**** MATERIAL FOR THIS TASK ****
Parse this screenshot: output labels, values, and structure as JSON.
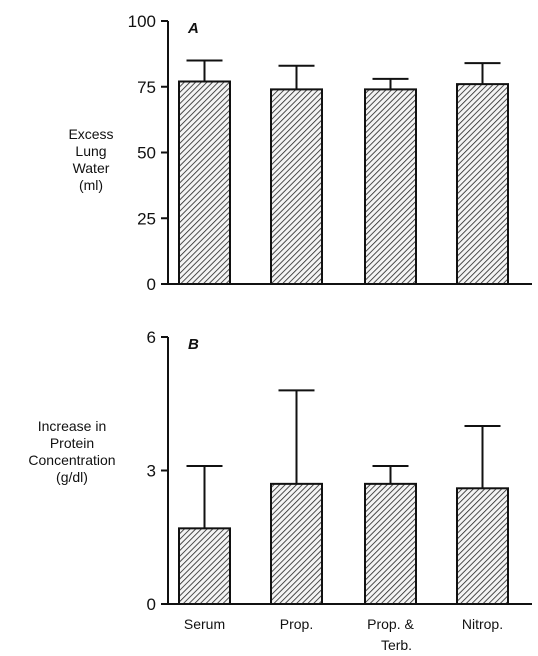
{
  "chart_data": [
    {
      "type": "bar",
      "panel_label": "A",
      "ylabel_lines": [
        "Excess",
        "Lung",
        "Water",
        "(ml)"
      ],
      "categories": [
        "Serum",
        "Prop.",
        "Prop. &",
        "Nitrop."
      ],
      "values": [
        77,
        74,
        74,
        76
      ],
      "error_upper": [
        85,
        83,
        78,
        84
      ],
      "ylim": [
        0,
        100
      ],
      "yticks": [
        0,
        25,
        50,
        75,
        100
      ],
      "show_category_labels": false,
      "grid": false
    },
    {
      "type": "bar",
      "panel_label": "B",
      "ylabel_lines": [
        "Increase in",
        "Protein",
        "Concentration",
        "(g/dl)"
      ],
      "categories": [
        "Serum",
        "Prop.",
        "Prop. &",
        "Nitrop."
      ],
      "category_sublabels": [
        "",
        "",
        "Terb.",
        ""
      ],
      "values": [
        1.7,
        2.7,
        2.7,
        2.6
      ],
      "error_upper": [
        3.1,
        4.8,
        3.1,
        4.0
      ],
      "ylim": [
        0,
        6
      ],
      "yticks": [
        0,
        3,
        6
      ],
      "show_category_labels": true,
      "grid": false
    }
  ],
  "colors": {
    "ink": "#111111",
    "bar_fill": "#f4f4f4",
    "hatch": "#222222"
  }
}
****
- WORK REQUIRED -
Transcribe the records above exactly, skipping pictures.

- TASK RESULT -
Parse this screenshot: output labels, values, and structure as JSON.
{
  "chart_data": [
    {
      "type": "bar",
      "panel_label": "A",
      "ylabel_lines": [
        "Excess",
        "Lung",
        "Water",
        "(ml)"
      ],
      "categories": [
        "Serum",
        "Prop.",
        "Prop. &",
        "Nitrop."
      ],
      "values": [
        77,
        74,
        74,
        76
      ],
      "error_upper": [
        85,
        83,
        78,
        84
      ],
      "ylim": [
        0,
        100
      ],
      "yticks": [
        0,
        25,
        50,
        75,
        100
      ],
      "show_category_labels": false,
      "grid": false
    },
    {
      "type": "bar",
      "panel_label": "B",
      "ylabel_lines": [
        "Increase in",
        "Protein",
        "Concentration",
        "(g/dl)"
      ],
      "categories": [
        "Serum",
        "Prop.",
        "Prop. &",
        "Nitrop."
      ],
      "category_sublabels": [
        "",
        "",
        "Terb.",
        ""
      ],
      "values": [
        1.7,
        2.7,
        2.7,
        2.6
      ],
      "error_upper": [
        3.1,
        4.8,
        3.1,
        4.0
      ],
      "ylim": [
        0,
        6
      ],
      "yticks": [
        0,
        3,
        6
      ],
      "show_category_labels": true,
      "grid": false
    }
  ],
  "colors": {
    "ink": "#111111",
    "bar_fill": "#f4f4f4",
    "hatch": "#222222"
  }
}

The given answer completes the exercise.